▶ _GIVEN INFORMATION_
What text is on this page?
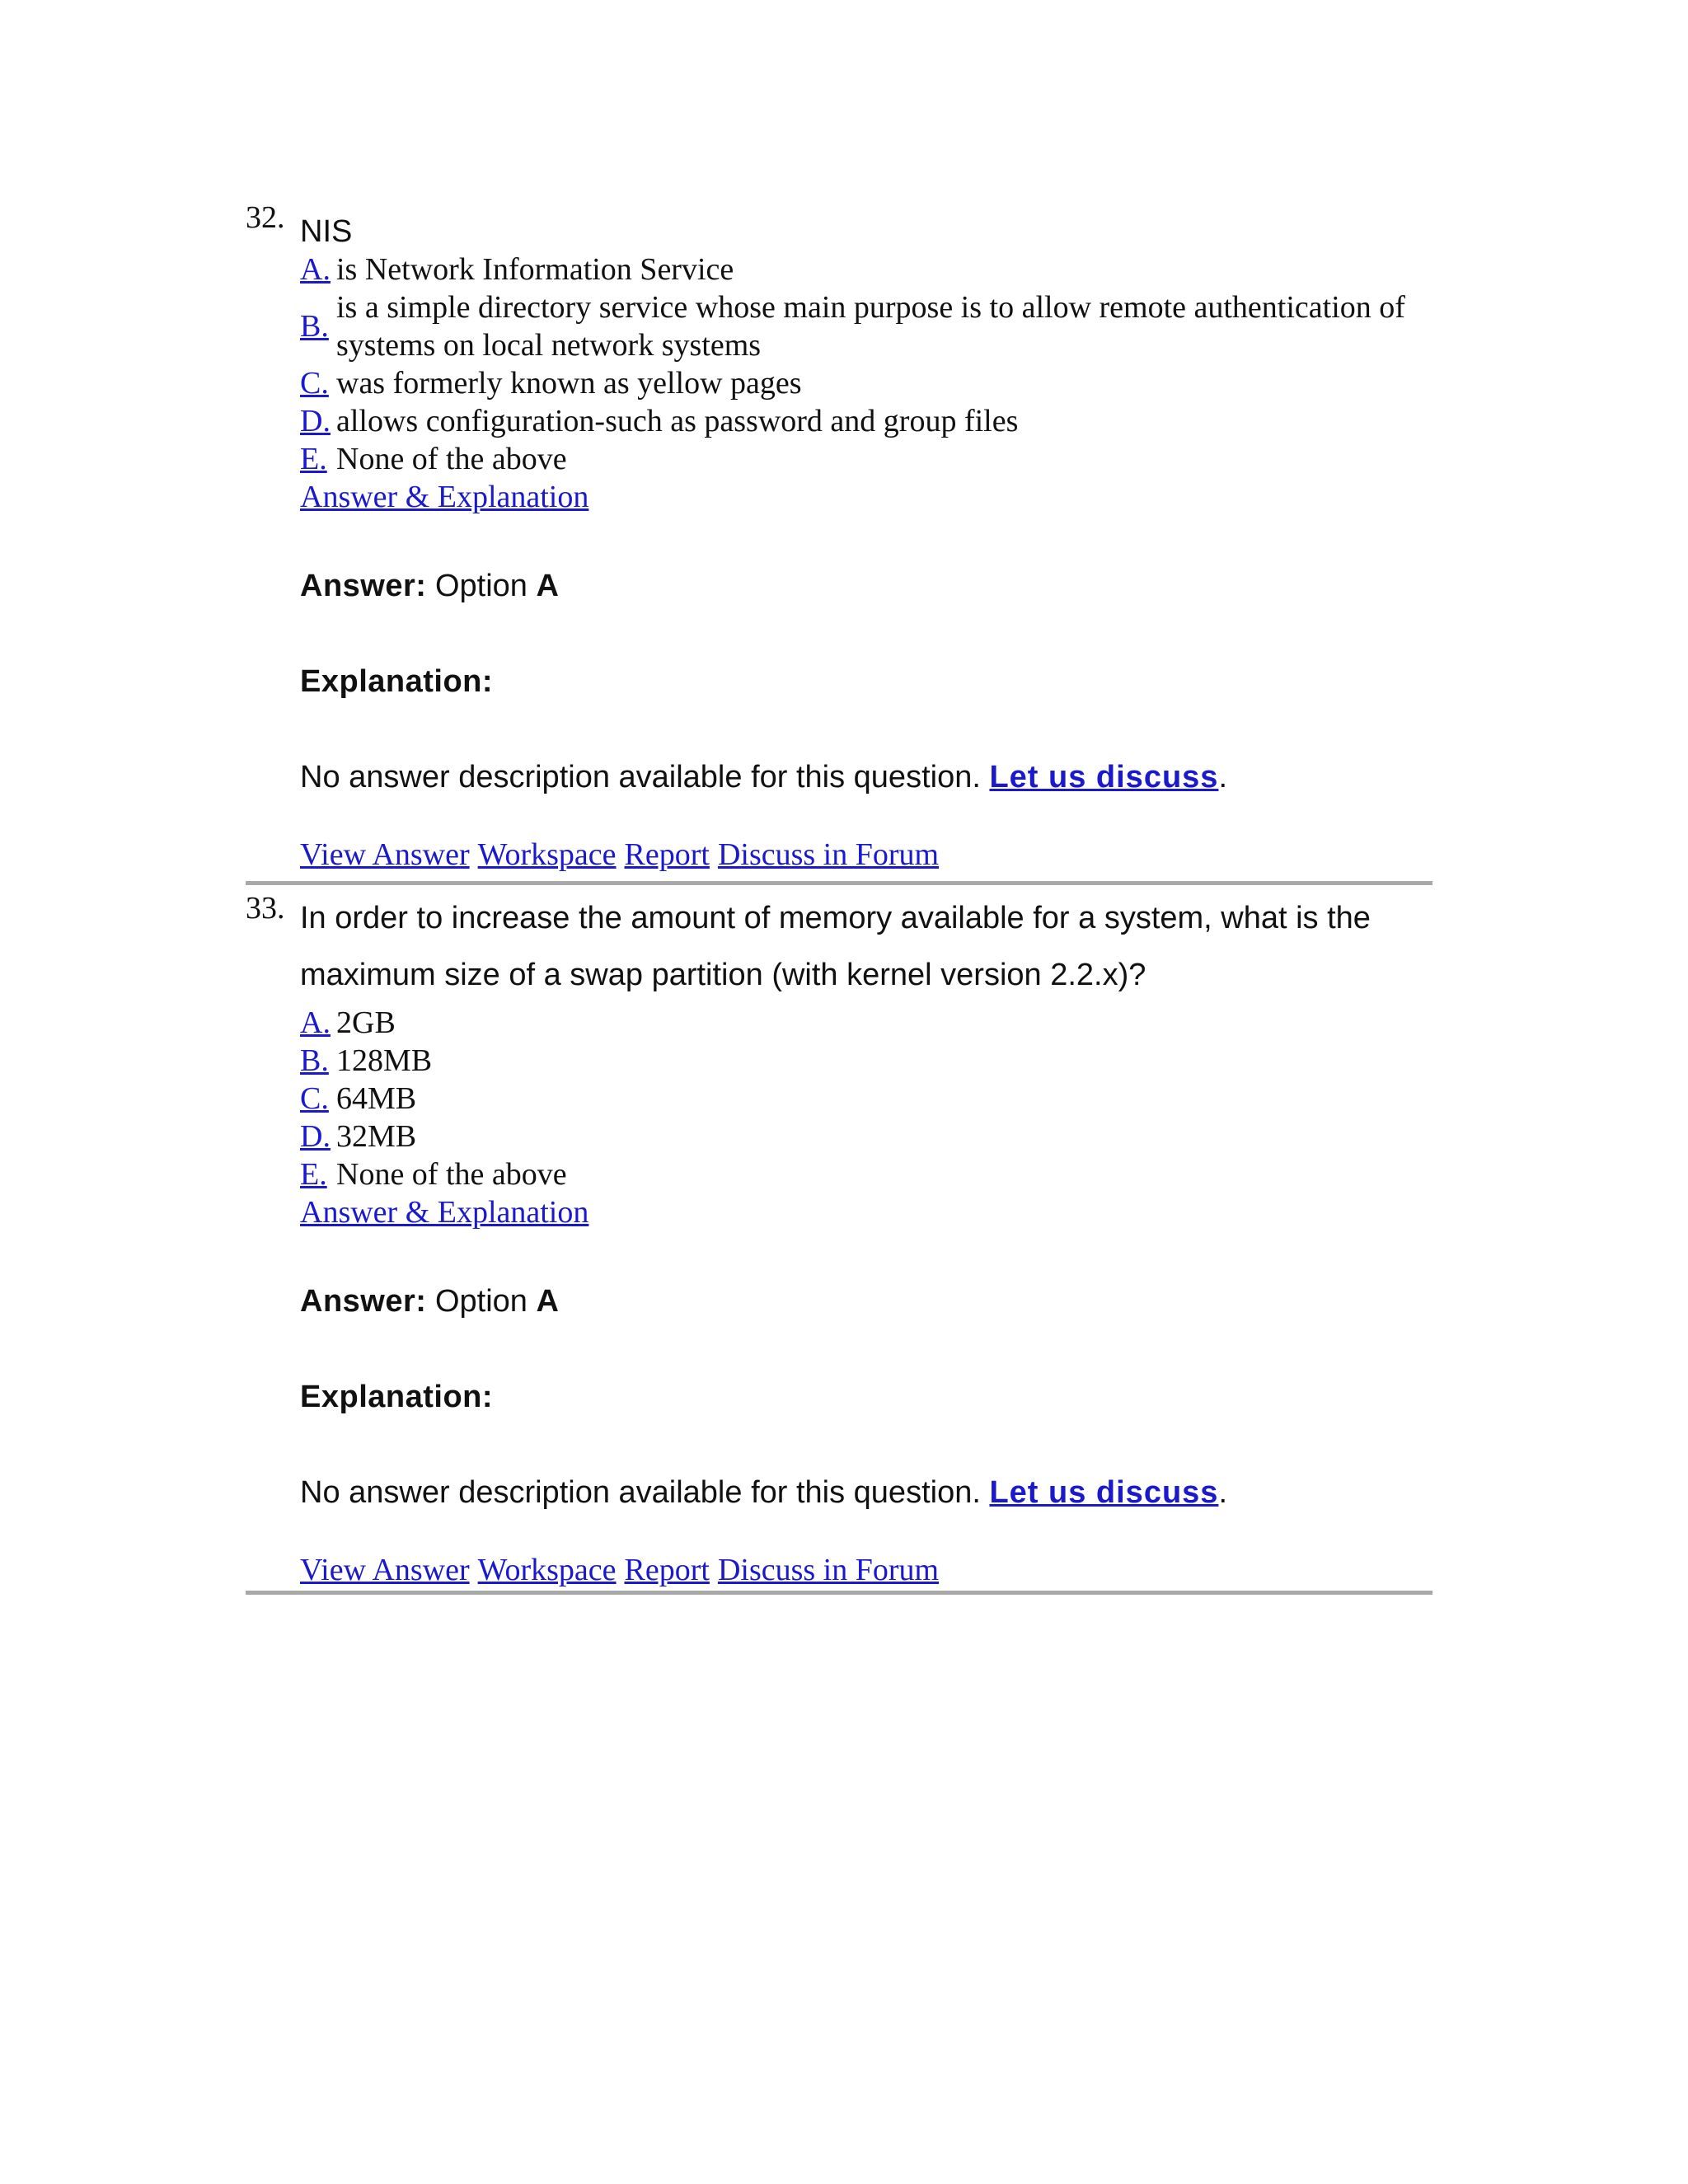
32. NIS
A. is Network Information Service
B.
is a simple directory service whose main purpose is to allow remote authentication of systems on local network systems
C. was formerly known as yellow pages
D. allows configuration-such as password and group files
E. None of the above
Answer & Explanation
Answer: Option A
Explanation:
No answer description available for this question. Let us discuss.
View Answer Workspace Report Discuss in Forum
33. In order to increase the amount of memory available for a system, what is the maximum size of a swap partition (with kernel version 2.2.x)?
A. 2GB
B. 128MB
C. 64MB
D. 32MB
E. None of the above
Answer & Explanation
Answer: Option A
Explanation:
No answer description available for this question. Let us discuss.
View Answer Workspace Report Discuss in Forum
--
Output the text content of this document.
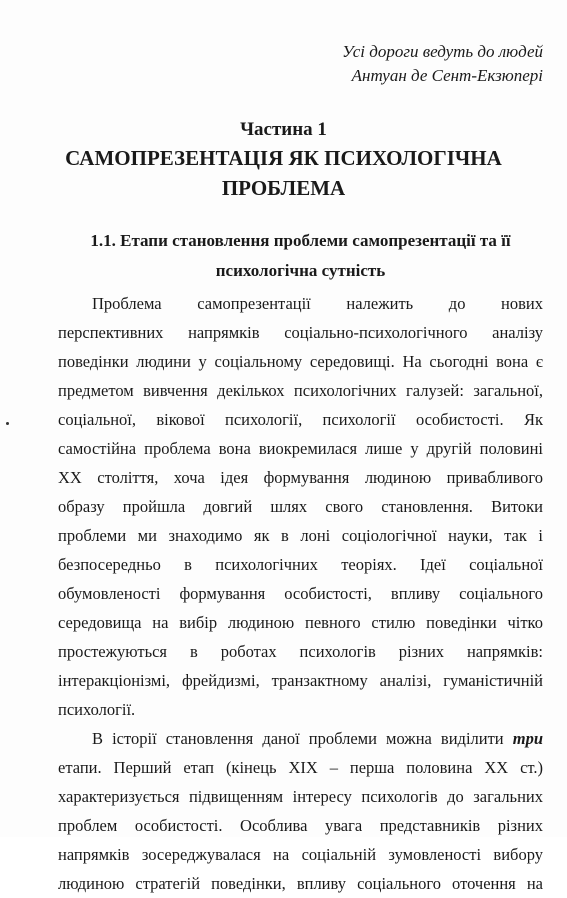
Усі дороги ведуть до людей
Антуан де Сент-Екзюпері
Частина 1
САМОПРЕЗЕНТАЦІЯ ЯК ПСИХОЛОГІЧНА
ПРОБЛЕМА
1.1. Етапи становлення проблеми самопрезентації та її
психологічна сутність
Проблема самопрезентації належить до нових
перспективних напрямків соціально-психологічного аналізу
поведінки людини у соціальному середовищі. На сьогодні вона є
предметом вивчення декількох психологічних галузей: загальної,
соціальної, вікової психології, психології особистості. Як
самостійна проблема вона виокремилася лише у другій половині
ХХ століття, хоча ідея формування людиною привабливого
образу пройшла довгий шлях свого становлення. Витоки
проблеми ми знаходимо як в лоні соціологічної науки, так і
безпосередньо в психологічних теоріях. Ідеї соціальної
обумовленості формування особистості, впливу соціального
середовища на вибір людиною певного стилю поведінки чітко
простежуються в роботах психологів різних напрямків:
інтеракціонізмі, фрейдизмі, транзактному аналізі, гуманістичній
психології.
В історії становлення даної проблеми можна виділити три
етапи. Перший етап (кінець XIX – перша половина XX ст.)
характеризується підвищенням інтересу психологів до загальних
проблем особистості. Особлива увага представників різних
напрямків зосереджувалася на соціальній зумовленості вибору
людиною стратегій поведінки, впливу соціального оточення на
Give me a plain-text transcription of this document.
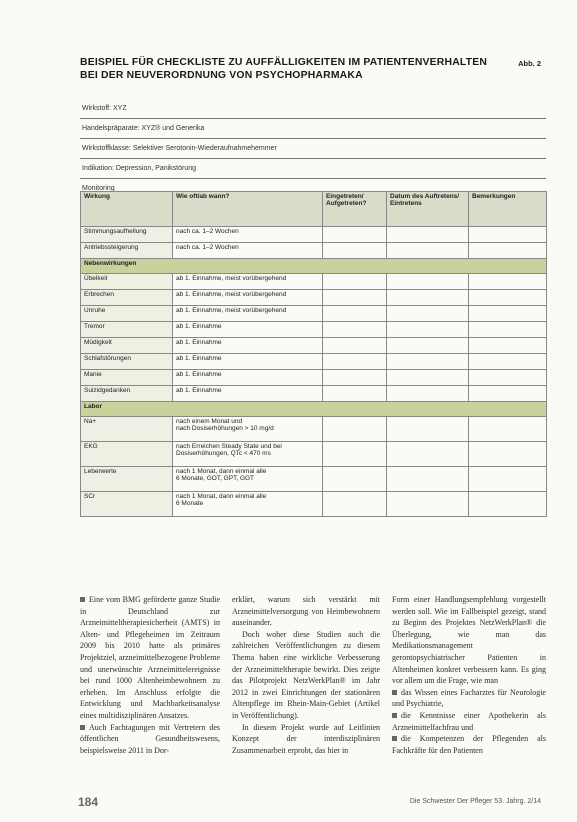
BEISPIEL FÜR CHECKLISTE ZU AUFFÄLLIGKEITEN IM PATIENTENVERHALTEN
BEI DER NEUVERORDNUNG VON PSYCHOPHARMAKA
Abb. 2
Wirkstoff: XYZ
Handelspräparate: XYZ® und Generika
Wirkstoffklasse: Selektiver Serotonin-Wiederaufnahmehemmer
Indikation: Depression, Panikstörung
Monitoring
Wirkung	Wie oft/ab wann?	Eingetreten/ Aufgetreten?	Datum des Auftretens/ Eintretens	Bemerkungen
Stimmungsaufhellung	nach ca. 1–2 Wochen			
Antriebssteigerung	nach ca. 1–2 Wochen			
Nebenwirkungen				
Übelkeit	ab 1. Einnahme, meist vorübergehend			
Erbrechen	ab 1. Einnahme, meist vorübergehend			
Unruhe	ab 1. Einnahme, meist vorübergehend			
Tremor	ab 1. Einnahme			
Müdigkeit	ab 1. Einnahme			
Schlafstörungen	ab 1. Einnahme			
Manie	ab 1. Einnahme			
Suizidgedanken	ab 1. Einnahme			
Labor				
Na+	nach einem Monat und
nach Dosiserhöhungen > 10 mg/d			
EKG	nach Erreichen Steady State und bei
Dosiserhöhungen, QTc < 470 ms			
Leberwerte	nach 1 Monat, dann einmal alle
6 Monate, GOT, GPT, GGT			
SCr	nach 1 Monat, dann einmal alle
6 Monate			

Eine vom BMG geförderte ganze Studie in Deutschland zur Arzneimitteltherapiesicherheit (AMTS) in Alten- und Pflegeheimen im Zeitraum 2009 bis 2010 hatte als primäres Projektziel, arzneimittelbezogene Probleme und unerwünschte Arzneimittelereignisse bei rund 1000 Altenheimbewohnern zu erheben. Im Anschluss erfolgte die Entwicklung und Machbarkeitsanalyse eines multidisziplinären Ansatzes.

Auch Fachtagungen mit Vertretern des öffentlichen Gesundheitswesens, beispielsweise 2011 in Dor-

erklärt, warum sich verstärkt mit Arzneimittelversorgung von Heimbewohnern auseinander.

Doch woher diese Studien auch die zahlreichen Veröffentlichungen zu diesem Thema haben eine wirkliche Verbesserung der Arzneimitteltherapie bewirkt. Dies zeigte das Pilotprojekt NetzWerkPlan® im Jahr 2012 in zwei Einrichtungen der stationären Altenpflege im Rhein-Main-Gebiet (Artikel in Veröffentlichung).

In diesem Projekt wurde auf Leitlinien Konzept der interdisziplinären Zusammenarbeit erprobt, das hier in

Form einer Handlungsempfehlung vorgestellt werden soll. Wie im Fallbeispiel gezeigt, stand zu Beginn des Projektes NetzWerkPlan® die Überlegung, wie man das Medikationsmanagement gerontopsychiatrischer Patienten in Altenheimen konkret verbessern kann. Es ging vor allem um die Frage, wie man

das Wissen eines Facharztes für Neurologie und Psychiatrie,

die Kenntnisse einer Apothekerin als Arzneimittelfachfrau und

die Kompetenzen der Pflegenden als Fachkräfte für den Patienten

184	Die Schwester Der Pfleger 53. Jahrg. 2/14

▶ _GOAL_
Reply with the number of lines in the material above that contain "психологічних", and nothing more.

▶ _WRITTEN SOLUTION_
2